What is expected
Show all lines that include the string "ENEA"; copy each one.

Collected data
__________________________________________________

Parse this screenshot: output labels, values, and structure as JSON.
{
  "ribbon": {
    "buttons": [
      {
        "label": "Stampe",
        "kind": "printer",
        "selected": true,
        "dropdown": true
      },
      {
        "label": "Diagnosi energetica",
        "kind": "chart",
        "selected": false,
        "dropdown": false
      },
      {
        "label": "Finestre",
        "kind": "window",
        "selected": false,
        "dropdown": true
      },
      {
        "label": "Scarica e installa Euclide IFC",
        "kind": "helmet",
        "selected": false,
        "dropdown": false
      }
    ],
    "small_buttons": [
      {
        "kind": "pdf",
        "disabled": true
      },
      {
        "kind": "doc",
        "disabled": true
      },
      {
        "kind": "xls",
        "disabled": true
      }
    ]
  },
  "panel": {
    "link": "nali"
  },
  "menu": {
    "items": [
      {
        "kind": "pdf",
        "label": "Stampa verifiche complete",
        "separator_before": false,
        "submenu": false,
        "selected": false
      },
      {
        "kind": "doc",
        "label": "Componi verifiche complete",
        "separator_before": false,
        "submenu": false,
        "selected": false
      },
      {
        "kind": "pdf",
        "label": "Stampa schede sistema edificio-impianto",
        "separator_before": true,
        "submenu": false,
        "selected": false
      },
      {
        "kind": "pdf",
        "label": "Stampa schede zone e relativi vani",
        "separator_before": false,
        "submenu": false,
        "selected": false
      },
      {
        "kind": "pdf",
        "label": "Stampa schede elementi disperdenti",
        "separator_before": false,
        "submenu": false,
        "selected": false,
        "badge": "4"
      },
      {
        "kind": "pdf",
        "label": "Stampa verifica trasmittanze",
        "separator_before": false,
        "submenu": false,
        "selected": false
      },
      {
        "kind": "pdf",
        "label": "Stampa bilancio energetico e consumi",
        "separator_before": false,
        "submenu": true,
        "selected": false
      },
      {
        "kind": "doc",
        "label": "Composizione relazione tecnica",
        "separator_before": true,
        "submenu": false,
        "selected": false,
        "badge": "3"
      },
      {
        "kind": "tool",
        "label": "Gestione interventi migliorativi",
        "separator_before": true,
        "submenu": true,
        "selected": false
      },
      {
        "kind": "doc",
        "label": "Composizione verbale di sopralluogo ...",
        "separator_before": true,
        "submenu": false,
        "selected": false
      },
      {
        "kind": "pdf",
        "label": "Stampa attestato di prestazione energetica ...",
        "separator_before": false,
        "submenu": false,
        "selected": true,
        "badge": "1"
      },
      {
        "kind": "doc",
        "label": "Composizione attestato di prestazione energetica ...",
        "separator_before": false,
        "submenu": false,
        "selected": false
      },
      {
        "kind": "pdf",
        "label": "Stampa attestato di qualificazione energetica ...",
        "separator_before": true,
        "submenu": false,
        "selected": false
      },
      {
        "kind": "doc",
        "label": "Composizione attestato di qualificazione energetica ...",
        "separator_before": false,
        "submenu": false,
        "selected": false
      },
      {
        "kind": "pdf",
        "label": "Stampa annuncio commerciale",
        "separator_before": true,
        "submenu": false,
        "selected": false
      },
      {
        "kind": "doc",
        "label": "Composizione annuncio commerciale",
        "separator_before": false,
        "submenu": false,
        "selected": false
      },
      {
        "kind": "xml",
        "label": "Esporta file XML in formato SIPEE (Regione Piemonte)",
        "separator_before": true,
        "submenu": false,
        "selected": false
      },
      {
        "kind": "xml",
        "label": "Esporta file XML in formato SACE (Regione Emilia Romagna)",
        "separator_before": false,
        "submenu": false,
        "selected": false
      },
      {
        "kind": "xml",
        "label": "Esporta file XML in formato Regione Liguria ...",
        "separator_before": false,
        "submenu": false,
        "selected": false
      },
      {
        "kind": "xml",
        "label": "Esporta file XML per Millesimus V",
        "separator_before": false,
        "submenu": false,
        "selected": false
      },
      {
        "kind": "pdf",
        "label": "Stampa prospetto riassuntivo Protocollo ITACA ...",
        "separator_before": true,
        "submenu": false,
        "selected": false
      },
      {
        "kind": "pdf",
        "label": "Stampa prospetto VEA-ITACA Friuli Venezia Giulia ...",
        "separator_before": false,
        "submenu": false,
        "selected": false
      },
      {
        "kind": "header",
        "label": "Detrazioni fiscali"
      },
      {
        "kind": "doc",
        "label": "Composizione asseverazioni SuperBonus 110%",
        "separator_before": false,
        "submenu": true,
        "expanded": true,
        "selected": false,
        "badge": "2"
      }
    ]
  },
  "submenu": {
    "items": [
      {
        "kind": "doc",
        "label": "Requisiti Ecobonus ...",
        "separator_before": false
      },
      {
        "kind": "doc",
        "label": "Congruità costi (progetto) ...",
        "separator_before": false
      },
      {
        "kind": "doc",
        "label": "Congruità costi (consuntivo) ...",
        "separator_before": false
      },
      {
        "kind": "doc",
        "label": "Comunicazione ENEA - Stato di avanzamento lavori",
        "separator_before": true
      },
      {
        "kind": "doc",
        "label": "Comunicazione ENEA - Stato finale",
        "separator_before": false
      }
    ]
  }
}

__________________________________________________

Complete response
        "label": "Comunicazione ENEA - Stato di avanzamento lavori",
        "label": "Comunicazione ENEA - Stato finale",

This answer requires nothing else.